August 27, 2007
I did a post previously over at the Afrospear on cyber-activism. I wanted to raise the issue of the real and perceived dangers associated with blogging about topics that may catch the attention of government agencies, primarily in the “West”. For me this discussion was primarily an intellectual exercise. Here is an email I received from a fellow AfroSpear member from a country in Africa:
“Bloggers are not exactly appericiated in my part of the world so I was hoping to remain anonymous. When I first started blogging, I didn’t think that my identity will be a problem but in in 2006, some bloggers were jailed in Egypt. My blog is usually random, sometimes political but I never directly criticize governments however, there is more censorship now and after some long conversations with concerned friends and family members, I decided to stick to “kizzie” and never mention my real name n personal information.”
This is indeed troubling. In this age where reaching out to others around the world through cyberspace can happen in a matter of seconds…. of sharing ideas, exchanging information…. which can have the effect of bringing power to truth…. the pen (keyboard) is certainly mightier than the sword (gun) in moving and changing people…. in inspiring the masses…. (here is an interesting post from Field Negro on the “keyboard revolution”) So yes, governments are fearful. Some more than others. Hence the threat to life in some parts of the world for engaging in this activity.

AVAILABLE DATA:

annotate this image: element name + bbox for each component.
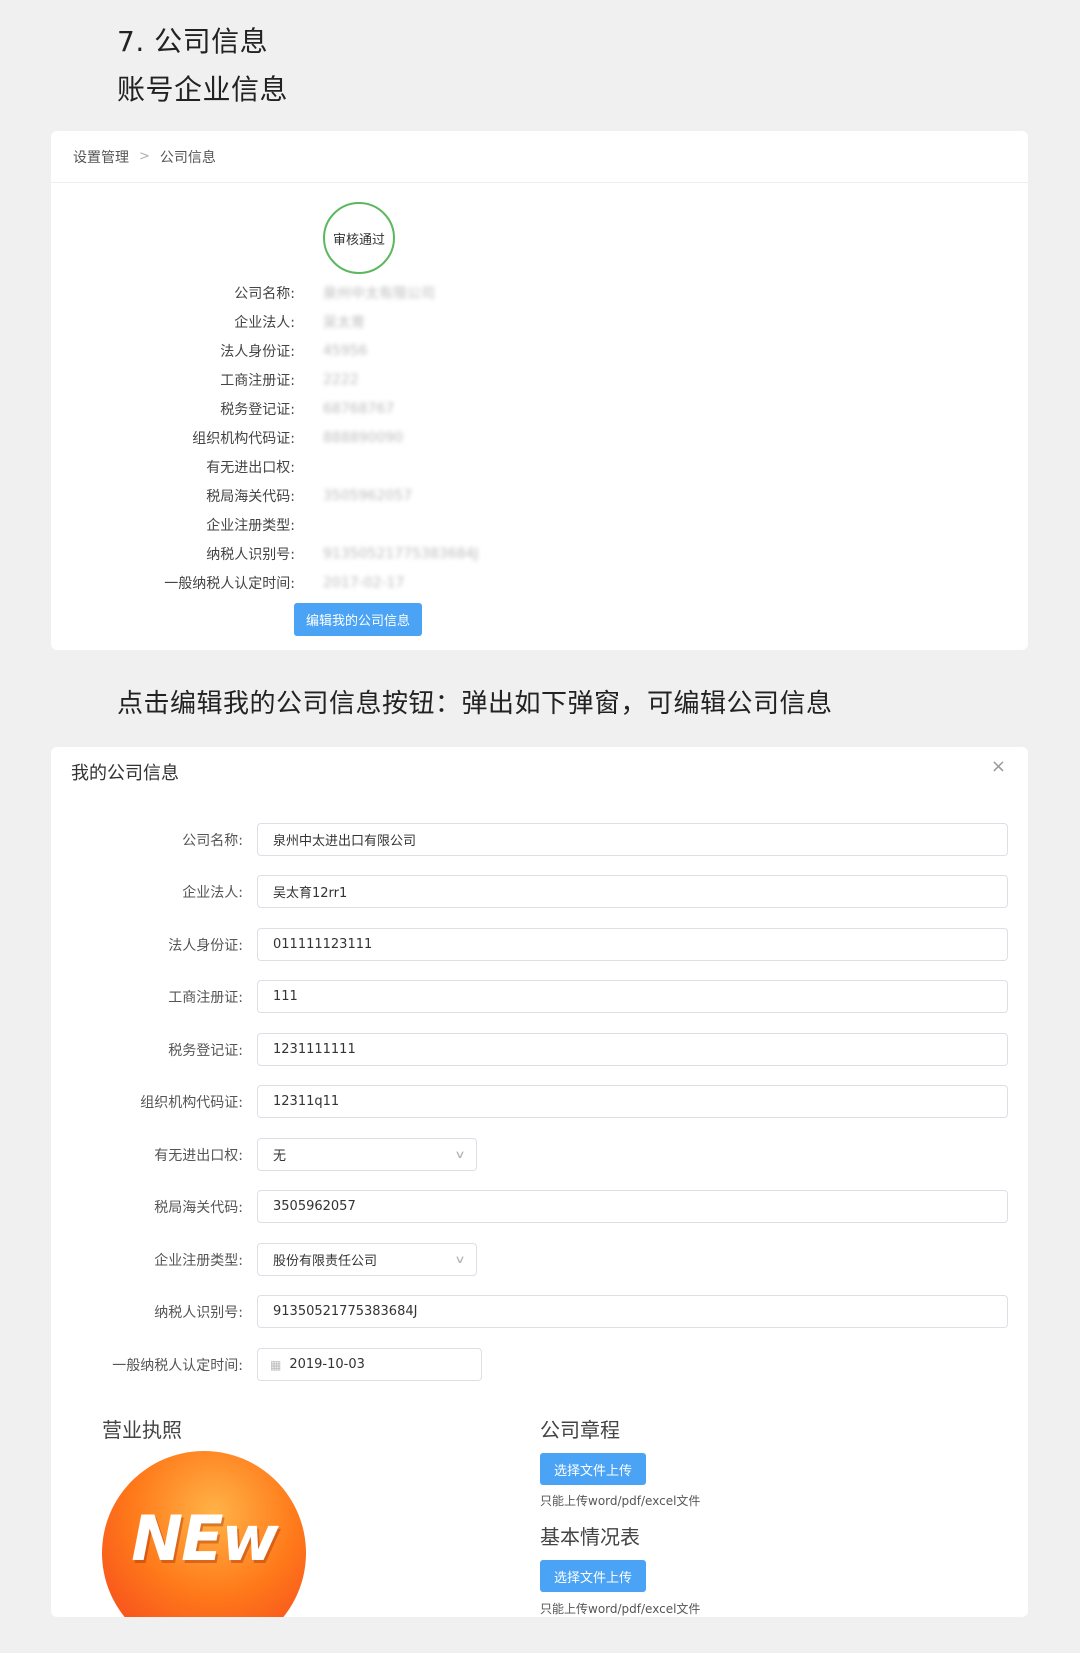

ACTIONS TO TAKE:
1. According to the post on blogging and cyber-activism, in what year were some bloggers jailed in Egypt?
2. In the fourth paragraph of the post on blogging and cyber-activism, list each thing the author says online communication, or the keyboard, can do.

SOLUTIONS FOR EACH TASK:
1. 2006

2.
- Sharing ideas
- Exchanging information
- Bringing power to truth
- Moving and changing people
- Inspiring the masses